-- THE TASK --
Scan the entries below and extract each line with the word "among" in it.
--- start INFORMATION GIVEN ---
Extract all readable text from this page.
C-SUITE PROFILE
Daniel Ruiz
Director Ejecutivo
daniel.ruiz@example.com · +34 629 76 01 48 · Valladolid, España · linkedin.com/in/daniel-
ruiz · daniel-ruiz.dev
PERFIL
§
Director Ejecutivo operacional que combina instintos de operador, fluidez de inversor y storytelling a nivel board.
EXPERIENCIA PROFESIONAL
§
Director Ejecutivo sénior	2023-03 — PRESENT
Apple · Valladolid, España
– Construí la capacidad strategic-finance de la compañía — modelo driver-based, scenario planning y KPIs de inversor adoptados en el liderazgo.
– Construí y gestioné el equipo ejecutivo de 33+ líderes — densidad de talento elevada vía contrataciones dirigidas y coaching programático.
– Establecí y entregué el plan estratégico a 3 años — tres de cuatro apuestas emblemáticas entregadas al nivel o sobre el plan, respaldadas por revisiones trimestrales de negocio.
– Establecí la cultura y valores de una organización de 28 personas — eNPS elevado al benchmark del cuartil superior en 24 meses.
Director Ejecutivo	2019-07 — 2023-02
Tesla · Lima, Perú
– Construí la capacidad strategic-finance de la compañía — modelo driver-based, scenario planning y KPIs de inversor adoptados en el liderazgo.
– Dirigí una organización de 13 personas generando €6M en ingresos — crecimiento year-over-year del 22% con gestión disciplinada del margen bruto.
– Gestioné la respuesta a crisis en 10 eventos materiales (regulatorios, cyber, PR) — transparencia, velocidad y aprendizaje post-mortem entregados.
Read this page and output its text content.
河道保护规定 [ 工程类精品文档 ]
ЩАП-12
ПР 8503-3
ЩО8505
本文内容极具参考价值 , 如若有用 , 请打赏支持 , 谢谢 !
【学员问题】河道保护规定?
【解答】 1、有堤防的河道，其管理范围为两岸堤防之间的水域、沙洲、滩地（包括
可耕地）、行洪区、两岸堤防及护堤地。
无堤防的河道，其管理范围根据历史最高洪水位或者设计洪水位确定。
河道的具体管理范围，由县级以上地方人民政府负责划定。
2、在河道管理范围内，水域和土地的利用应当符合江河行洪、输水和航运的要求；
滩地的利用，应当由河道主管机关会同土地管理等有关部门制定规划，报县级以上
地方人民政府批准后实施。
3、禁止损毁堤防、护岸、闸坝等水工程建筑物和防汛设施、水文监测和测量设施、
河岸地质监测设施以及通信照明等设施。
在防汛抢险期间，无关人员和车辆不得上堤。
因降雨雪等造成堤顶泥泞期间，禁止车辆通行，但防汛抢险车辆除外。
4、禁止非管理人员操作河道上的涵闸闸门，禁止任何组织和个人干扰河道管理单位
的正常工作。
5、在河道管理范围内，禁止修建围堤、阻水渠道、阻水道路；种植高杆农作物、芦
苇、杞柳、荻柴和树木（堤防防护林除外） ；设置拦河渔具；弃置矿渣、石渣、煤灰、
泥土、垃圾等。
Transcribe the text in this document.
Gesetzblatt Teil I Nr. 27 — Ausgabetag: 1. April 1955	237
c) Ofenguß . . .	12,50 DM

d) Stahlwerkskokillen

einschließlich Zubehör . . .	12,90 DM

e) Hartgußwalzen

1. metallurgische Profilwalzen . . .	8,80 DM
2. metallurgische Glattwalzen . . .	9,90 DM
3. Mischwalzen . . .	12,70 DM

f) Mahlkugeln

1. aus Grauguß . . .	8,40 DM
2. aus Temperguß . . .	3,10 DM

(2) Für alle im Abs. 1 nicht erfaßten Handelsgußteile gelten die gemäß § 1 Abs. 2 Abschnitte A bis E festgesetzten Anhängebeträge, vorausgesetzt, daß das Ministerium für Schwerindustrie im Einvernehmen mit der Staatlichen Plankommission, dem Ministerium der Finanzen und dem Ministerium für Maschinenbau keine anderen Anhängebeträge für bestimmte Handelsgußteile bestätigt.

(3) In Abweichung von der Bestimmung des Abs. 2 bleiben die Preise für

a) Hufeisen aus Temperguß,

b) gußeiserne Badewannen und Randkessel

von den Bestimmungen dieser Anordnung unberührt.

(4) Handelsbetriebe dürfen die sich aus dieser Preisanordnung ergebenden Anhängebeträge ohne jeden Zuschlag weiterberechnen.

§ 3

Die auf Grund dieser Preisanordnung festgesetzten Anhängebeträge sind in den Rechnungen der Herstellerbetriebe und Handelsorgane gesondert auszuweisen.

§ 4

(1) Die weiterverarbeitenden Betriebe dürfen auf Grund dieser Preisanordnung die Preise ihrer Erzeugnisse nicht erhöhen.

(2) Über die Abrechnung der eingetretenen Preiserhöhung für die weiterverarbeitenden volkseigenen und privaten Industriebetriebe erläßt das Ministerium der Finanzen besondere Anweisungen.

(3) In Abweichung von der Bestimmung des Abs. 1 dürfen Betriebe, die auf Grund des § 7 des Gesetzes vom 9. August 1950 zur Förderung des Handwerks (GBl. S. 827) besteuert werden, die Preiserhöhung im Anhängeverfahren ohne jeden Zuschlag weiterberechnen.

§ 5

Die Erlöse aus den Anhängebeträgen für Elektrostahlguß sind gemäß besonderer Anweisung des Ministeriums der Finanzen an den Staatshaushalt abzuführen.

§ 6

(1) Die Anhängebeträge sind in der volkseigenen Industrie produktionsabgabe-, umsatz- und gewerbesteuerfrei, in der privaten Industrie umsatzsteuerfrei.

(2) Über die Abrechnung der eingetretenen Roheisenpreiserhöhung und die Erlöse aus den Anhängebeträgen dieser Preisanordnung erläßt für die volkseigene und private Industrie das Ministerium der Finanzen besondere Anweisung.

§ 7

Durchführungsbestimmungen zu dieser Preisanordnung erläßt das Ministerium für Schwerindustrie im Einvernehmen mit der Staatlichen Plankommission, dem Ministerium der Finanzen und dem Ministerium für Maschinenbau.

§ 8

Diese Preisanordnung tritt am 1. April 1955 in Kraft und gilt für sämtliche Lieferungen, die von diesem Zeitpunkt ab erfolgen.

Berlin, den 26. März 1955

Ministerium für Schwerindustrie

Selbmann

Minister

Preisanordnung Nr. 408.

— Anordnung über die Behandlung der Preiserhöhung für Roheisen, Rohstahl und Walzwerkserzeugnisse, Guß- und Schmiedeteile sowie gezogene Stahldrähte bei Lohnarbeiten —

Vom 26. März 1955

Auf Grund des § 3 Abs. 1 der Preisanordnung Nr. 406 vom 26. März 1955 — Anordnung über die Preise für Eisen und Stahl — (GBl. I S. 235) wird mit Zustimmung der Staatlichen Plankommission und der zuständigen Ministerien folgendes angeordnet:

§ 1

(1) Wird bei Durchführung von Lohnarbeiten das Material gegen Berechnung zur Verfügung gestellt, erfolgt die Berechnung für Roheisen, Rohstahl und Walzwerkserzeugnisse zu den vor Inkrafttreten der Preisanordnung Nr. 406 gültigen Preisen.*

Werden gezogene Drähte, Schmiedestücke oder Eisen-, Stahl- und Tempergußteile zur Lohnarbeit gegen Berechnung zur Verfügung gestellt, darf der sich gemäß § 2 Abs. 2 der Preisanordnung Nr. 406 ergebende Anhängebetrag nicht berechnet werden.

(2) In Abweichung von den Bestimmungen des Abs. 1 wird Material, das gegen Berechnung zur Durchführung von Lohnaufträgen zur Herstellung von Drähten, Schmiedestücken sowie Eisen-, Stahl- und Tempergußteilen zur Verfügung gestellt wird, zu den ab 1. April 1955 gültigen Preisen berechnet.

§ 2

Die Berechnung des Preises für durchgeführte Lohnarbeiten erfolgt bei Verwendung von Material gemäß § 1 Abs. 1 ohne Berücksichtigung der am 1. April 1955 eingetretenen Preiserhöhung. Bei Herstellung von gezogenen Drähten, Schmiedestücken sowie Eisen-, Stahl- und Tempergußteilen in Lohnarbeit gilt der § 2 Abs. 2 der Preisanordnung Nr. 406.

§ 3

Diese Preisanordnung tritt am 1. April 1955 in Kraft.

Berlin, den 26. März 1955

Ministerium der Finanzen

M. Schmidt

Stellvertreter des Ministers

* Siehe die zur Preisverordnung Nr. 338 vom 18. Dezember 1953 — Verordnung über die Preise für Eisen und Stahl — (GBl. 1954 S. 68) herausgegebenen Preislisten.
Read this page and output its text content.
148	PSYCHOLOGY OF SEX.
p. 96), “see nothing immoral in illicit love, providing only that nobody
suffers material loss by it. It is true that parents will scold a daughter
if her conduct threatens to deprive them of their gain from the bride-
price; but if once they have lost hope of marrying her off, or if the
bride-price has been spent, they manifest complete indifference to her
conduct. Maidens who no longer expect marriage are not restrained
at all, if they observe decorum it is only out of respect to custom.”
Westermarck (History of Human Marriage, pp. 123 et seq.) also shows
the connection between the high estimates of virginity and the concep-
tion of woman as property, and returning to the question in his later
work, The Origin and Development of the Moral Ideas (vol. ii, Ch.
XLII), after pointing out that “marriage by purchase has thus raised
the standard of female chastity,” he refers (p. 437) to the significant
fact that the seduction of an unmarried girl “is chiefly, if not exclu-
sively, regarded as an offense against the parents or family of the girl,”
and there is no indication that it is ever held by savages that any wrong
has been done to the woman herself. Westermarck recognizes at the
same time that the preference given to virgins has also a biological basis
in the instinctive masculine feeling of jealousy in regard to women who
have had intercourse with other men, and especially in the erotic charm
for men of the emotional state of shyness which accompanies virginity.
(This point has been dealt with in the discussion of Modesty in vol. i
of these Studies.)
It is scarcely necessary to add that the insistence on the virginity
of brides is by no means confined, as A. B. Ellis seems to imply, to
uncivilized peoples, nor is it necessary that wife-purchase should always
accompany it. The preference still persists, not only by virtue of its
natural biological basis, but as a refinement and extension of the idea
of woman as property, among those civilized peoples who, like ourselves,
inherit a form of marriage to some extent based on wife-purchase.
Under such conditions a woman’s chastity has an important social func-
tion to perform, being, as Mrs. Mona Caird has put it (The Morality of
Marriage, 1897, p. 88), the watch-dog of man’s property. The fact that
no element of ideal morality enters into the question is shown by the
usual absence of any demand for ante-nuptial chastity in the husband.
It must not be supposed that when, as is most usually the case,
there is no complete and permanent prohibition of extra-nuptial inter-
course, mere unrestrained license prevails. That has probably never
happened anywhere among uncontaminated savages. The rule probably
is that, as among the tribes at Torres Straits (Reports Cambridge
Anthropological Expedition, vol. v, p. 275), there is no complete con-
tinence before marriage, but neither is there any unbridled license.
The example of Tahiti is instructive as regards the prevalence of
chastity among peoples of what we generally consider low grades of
--- end INFORMATION GIVEN ---
-- CORRECT RESULT --
of woman as property, among those civilized peoples who, like ourselves,
happened anywhere among uncontaminated savages. The rule probably
is that, as among the tribes at Torres Straits (Reports Cambridge
chastity among peoples of what we generally consider low grades of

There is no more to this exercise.